Document extract —

========

Today, I’m featuring an article from one of my favourite Youtube watercolour tutorial artists, Steve Mitchell. He is easy to listen to and he has great advice from a lifetime of being a pro artist.
Art Critiques and Getting the Most from Input
“We all want to improve as artists don’t we? Growing as an artist is the key to more enjoyment and satisfaction as we tread this adventurous but sometimes frustrating path. Practice is a given, but what happens when we get stuck and don’t know how to improve. The brave artist seeks appropriate, constructive input and critique. Its a tougher challenge, though, than we sometimes realize. Asking someone to tell us what is wrong with our art, which is so often a personal expression of ourselves, is also risky, baring our soul to the cold frigid winds of potential rejection. So if its done, it ought to be done right. There is good input and bad input. How do you tell the difference? Here are some pointers from my experience…”

========

Recorded data —
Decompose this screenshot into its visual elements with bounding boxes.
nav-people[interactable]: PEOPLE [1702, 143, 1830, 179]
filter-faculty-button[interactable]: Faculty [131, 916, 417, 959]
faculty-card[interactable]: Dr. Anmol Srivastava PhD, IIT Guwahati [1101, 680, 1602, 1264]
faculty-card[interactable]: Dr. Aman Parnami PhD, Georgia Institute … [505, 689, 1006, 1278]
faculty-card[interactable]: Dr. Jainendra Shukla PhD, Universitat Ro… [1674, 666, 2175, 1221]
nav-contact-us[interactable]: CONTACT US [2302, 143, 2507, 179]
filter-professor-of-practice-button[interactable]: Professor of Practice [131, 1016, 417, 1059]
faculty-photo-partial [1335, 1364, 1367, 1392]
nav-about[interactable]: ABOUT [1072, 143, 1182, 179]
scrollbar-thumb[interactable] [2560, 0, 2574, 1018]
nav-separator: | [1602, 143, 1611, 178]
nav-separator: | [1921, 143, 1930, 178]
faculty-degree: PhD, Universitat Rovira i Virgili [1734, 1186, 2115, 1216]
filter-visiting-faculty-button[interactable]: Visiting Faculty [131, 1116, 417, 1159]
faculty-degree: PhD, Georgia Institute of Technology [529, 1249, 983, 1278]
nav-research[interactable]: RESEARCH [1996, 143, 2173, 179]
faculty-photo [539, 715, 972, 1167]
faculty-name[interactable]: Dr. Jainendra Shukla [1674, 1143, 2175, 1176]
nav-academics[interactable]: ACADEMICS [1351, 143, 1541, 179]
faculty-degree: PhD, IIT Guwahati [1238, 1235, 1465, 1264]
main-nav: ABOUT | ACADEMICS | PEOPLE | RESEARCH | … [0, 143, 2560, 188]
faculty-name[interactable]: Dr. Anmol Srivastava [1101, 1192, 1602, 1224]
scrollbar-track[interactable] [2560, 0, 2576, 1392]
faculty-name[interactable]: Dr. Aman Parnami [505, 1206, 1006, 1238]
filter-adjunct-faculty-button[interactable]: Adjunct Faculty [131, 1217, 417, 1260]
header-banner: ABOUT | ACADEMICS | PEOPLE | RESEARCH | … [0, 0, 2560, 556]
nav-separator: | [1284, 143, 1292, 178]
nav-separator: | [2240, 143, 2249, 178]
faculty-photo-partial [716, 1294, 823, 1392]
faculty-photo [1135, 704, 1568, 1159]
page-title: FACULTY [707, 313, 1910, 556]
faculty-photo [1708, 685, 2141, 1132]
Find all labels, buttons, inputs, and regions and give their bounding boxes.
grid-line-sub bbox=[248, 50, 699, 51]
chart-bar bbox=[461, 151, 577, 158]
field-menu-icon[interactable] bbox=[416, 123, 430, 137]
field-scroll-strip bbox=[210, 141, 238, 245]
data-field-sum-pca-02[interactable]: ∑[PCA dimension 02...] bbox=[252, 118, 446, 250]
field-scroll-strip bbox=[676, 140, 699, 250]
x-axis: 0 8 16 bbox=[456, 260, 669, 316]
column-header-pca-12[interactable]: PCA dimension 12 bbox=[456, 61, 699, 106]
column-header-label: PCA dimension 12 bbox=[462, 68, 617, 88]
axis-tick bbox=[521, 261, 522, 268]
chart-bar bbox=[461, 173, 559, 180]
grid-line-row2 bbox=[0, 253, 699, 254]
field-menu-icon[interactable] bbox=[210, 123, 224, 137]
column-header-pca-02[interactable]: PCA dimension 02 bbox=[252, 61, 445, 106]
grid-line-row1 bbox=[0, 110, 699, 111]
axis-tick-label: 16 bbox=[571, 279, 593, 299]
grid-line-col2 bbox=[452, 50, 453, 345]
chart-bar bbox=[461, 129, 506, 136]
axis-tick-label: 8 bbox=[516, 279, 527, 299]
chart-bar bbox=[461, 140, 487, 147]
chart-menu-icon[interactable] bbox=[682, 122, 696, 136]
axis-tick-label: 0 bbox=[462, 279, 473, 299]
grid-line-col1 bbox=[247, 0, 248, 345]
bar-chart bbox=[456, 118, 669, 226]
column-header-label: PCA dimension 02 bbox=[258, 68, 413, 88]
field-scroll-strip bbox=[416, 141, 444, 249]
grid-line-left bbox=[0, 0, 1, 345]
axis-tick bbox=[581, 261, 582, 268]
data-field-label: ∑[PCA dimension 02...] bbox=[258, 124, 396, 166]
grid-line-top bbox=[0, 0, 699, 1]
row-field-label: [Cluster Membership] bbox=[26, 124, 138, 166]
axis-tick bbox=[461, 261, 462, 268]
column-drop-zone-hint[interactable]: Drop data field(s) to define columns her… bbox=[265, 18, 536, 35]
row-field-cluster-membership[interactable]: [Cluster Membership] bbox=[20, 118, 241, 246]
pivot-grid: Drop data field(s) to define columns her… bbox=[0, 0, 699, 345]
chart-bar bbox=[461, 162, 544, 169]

========

Problem description —
According to the art critiques text, why is asking someone for critique of one's art risky? Answer in one to three sentences. The rows were taken from a different source than the text.

Response to this exercise —
Art is so often a personal expression of the artist, so asking someone to say what is wrong with it means baring one's soul to potential rejection.